**What to do**. Quote the records that follow in full and exactly; leave out the pictures.

>> Begin Records for this exercise

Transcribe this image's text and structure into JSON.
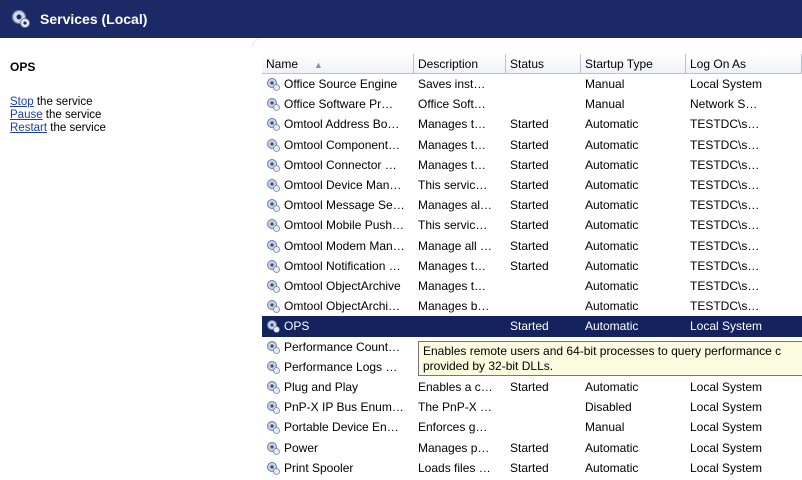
{
  "window": {
    "title": "Services (Local)"
  },
  "left_pane": {
    "service_name": "OPS",
    "actions": [
      {
        "link": "Stop",
        "text": " the service"
      },
      {
        "link": "Pause",
        "text": " the service"
      },
      {
        "link": "Restart",
        "text": " the service"
      }
    ]
  },
  "table": {
    "columns": [
      "Name",
      "Description",
      "Status",
      "Startup Type",
      "Log On As"
    ],
    "rows": [
      {
        "name": "Office  Source Engine",
        "description": "Saves inst…",
        "status": "",
        "startup": "Manual",
        "logon": "Local System"
      },
      {
        "name": "Office Software Pr…",
        "description": "Office Soft…",
        "status": "",
        "startup": "Manual",
        "logon": "Network S…"
      },
      {
        "name": "Omtool Address Bo…",
        "description": "Manages t…",
        "status": "Started",
        "startup": "Automatic",
        "logon": "TESTDC\\s…"
      },
      {
        "name": "Omtool Component…",
        "description": "Manages t…",
        "status": "Started",
        "startup": "Automatic",
        "logon": "TESTDC\\s…"
      },
      {
        "name": "Omtool Connector …",
        "description": "Manages t…",
        "status": "Started",
        "startup": "Automatic",
        "logon": "TESTDC\\s…"
      },
      {
        "name": "Omtool Device Man…",
        "description": "This servic…",
        "status": "Started",
        "startup": "Automatic",
        "logon": "TESTDC\\s…"
      },
      {
        "name": "Omtool Message Se…",
        "description": "Manages al…",
        "status": "Started",
        "startup": "Automatic",
        "logon": "TESTDC\\s…"
      },
      {
        "name": "Omtool Mobile Push…",
        "description": "This servic…",
        "status": "Started",
        "startup": "Automatic",
        "logon": "TESTDC\\s…"
      },
      {
        "name": "Omtool Modem Man…",
        "description": "Manage all …",
        "status": "Started",
        "startup": "Automatic",
        "logon": "TESTDC\\s…"
      },
      {
        "name": "Omtool Notification …",
        "description": "Manages t…",
        "status": "Started",
        "startup": "Automatic",
        "logon": "TESTDC\\s…"
      },
      {
        "name": "Omtool ObjectArchive",
        "description": "Manages t…",
        "status": "",
        "startup": "Automatic",
        "logon": "TESTDC\\s…"
      },
      {
        "name": "Omtool ObjectArchi…",
        "description": "Manages b…",
        "status": "",
        "startup": "Automatic",
        "logon": "TESTDC\\s…"
      },
      {
        "name": "OPS",
        "description": "",
        "status": "Started",
        "startup": "Automatic",
        "logon": "Local System",
        "selected": true
      },
      {
        "name": "Performance Count…",
        "description": "",
        "status": "",
        "startup": "",
        "logon": ""
      },
      {
        "name": "Performance Logs …",
        "description": "",
        "status": "",
        "startup": "",
        "logon": ""
      },
      {
        "name": "Plug and Play",
        "description": "Enables a c…",
        "status": "Started",
        "startup": "Automatic",
        "logon": "Local System"
      },
      {
        "name": "PnP-X IP Bus Enum…",
        "description": "The PnP-X …",
        "status": "",
        "startup": "Disabled",
        "logon": "Local System"
      },
      {
        "name": "Portable Device En…",
        "description": "Enforces g…",
        "status": "",
        "startup": "Manual",
        "logon": "Local System"
      },
      {
        "name": "Power",
        "description": "Manages p…",
        "status": "Started",
        "startup": "Automatic",
        "logon": "Local System"
      },
      {
        "name": "Print Spooler",
        "description": "Loads files …",
        "status": "Started",
        "startup": "Automatic",
        "logon": "Local System"
      }
    ]
  },
  "tooltip": {
    "line1": "Enables remote users and 64-bit processes to query performance c",
    "line2": "provided by 32-bit DLLs."
  },
  "colors": {
    "header_blue": "#1b2a66",
    "selection": "#14235e",
    "tooltip_bg": "#fbfbdf",
    "link": "#1f3fa0"
  },
  "icons": {
    "title": "services-gear-icon",
    "row": "service-gear-icon"
  }
}
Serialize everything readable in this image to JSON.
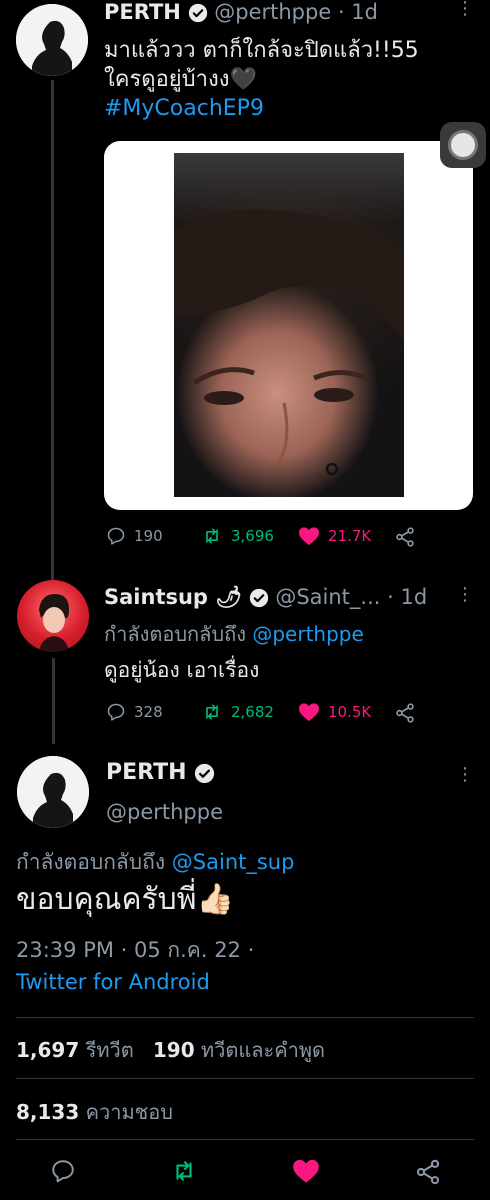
{
  "tweet1": {
    "name": "PERTH",
    "handle": "@perthppe",
    "time": "· 1d",
    "text_line1": "มาแล้ววว ตาก็ใกล้จะปิดแล้ว!!55",
    "text_line2": "ใครดูอยู่บ้างง🖤",
    "hashtag": "#MyCoachEP9",
    "replies": "190",
    "retweets": "3,696",
    "likes": "21.7K"
  },
  "tweet2": {
    "name": "Saintsup 🌶",
    "handle": "@Saint_...",
    "time": "· 1d",
    "reply_prefix": "กำลังตอบกลับถึง",
    "reply_to": "@perthppe",
    "text": "ดูอยู่น้อง เอาเรื่อง",
    "replies": "328",
    "retweets": "2,682",
    "likes": "10.5K"
  },
  "main_tweet": {
    "name": "PERTH",
    "handle": "@perthppe",
    "reply_prefix": "กำลังตอบกลับถึง",
    "reply_to": "@Saint_sup",
    "text": "ขอบคุณครับพี่👍🏻",
    "timestamp": "23:39 PM · 05 ก.ค. 22 ·",
    "source": "Twitter for Android",
    "retweet_count": "1,697",
    "retweet_label": "รีทวีต",
    "quote_count": "190",
    "quote_label": "ทวีตและคำพูด",
    "like_count": "8,133",
    "like_label": "ความชอบ"
  },
  "colors": {
    "background": "#000000",
    "link": "#1d9bf0",
    "retweet": "#00ba7c",
    "like": "#f91880",
    "muted": "#8b98a5"
  },
  "icons": [
    "reply-icon",
    "retweet-icon",
    "heart-icon",
    "share-icon",
    "verified-icon",
    "more-icon"
  ]
}
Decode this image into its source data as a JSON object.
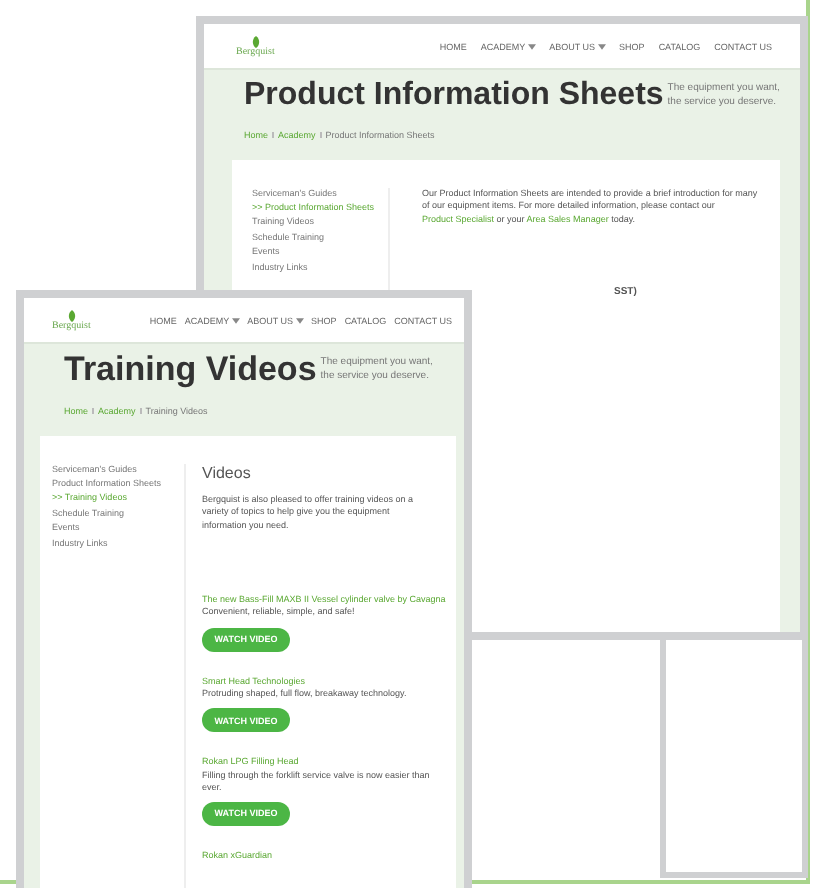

>> End Records for this exercise

**Full output**.
Transcribe this image's text and structure into JSON.
{
  "window": {
    "title": "Services (Local)"
  },
  "left_pane": {
    "service_name": "OPS",
    "actions": [
      {
        "link": "Stop",
        "text": " the service"
      },
      {
        "link": "Pause",
        "text": " the service"
      },
      {
        "link": "Restart",
        "text": " the service"
      }
    ]
  },
  "table": {
    "columns": [
      "Name",
      "Description",
      "Status",
      "Startup Type",
      "Log On As"
    ],
    "rows": [
      {
        "name": "Office  Source Engine",
        "description": "Saves inst…",
        "status": "",
        "startup": "Manual",
        "logon": "Local System"
      },
      {
        "name": "Office Software Pr…",
        "description": "Office Soft…",
        "status": "",
        "startup": "Manual",
        "logon": "Network S…"
      },
      {
        "name": "Omtool Address Bo…",
        "description": "Manages t…",
        "status": "Started",
        "startup": "Automatic",
        "logon": "TESTDC\\s…"
      },
      {
        "name": "Omtool Component…",
        "description": "Manages t…",
        "status": "Started",
        "startup": "Automatic",
        "logon": "TESTDC\\s…"
      },
      {
        "name": "Omtool Connector …",
        "description": "Manages t…",
        "status": "Started",
        "startup": "Automatic",
        "logon": "TESTDC\\s…"
      },
      {
        "name": "Omtool Device Man…",
        "description": "This servic…",
        "status": "Started",
        "startup": "Automatic",
        "logon": "TESTDC\\s…"
      },
      {
        "name": "Omtool Message Se…",
        "description": "Manages al…",
        "status": "Started",
        "startup": "Automatic",
        "logon": "TESTDC\\s…"
      },
      {
        "name": "Omtool Mobile Push…",
        "description": "This servic…",
        "status": "Started",
        "startup": "Automatic",
        "logon": "TESTDC\\s…"
      },
      {
        "name": "Omtool Modem Man…",
        "description": "Manage all …",
        "status": "Started",
        "startup": "Automatic",
        "logon": "TESTDC\\s…"
      },
      {
        "name": "Omtool Notification …",
        "description": "Manages t…",
        "status": "Started",
        "startup": "Automatic",
        "logon": "TESTDC\\s…"
      },
      {
        "name": "Omtool ObjectArchive",
        "description": "Manages t…",
        "status": "",
        "startup": "Automatic",
        "logon": "TESTDC\\s…"
      },
      {
        "name": "Omtool ObjectArchi…",
        "description": "Manages b…",
        "status": "",
        "startup": "Automatic",
        "logon": "TESTDC\\s…"
      },
      {
        "name": "OPS",
        "description": "",
        "status": "Started",
        "startup": "Automatic",
        "logon": "Local System",
        "selected": true
      },
      {
        "name": "Performance Count…",
        "description": "",
        "status": "",
        "startup": "",
        "logon": ""
      },
      {
        "name": "Performance Logs …",
        "description": "",
        "status": "",
        "startup": "",
        "logon": ""
      },
      {
        "name": "Plug and Play",
        "description": "Enables a c…",
        "status": "Started",
        "startup": "Automatic",
        "logon": "Local System"
      },
      {
        "name": "PnP-X IP Bus Enum…",
        "description": "The PnP-X …",
        "status": "",
        "startup": "Disabled",
        "logon": "Local System"
      },
      {
        "name": "Portable Device En…",
        "description": "Enforces g…",
        "status": "",
        "startup": "Manual",
        "logon": "Local System"
      },
      {
        "name": "Power",
        "description": "Manages p…",
        "status": "Started",
        "startup": "Automatic",
        "logon": "Local System"
      },
      {
        "name": "Print Spooler",
        "description": "Loads files …",
        "status": "Started",
        "startup": "Automatic",
        "logon": "Local System"
      }
    ]
  },
  "tooltip": {
    "line1": "Enables remote users and 64-bit processes to query performance c",
    "line2": "provided by 32-bit DLLs."
  },
  "colors": {
    "header_blue": "#1b2a66",
    "selection": "#14235e",
    "tooltip_bg": "#fbfbdf",
    "link": "#1f3fa0"
  },
  "icons": {
    "title": "services-gear-icon",
    "row": "service-gear-icon"
  }
}
Serialize everything readable in this image to JSON.
{
  "tweet1": {
    "name": "PERTH",
    "handle": "@perthppe",
    "time": "· 1d",
    "text_line1": "มาแล้ววว ตาก็ใกล้จะปิดแล้ว!!55",
    "text_line2": "ใครดูอยู่บ้างง🖤",
    "hashtag": "#MyCoachEP9",
    "replies": "190",
    "retweets": "3,696",
    "likes": "21.7K"
  },
  "tweet2": {
    "name": "Saintsup 🌶",
    "handle": "@Saint_...",
    "time": "· 1d",
    "reply_prefix": "กำลังตอบกลับถึง",
    "reply_to": "@perthppe",
    "text": "ดูอยู่น้อง เอาเรื่อง",
    "replies": "328",
    "retweets": "2,682",
    "likes": "10.5K"
  },
  "main_tweet": {
    "name": "PERTH",
    "handle": "@perthppe",
    "reply_prefix": "กำลังตอบกลับถึง",
    "reply_to": "@Saint_sup",
    "text": "ขอบคุณครับพี่👍🏻",
    "timestamp": "23:39 PM · 05 ก.ค. 22 ·",
    "source": "Twitter for Android",
    "retweet_count": "1,697",
    "retweet_label": "รีทวีต",
    "quote_count": "190",
    "quote_label": "ทวีตและคำพูด",
    "like_count": "8,133",
    "like_label": "ความชอบ"
  },
  "colors": {
    "background": "#000000",
    "link": "#1d9bf0",
    "retweet": "#00ba7c",
    "like": "#f91880",
    "muted": "#8b98a5"
  },
  "icons": [
    "reply-icon",
    "retweet-icon",
    "heart-icon",
    "share-icon",
    "verified-icon",
    "more-icon"
  ]
}
Decode this image into its source data as a JSON object.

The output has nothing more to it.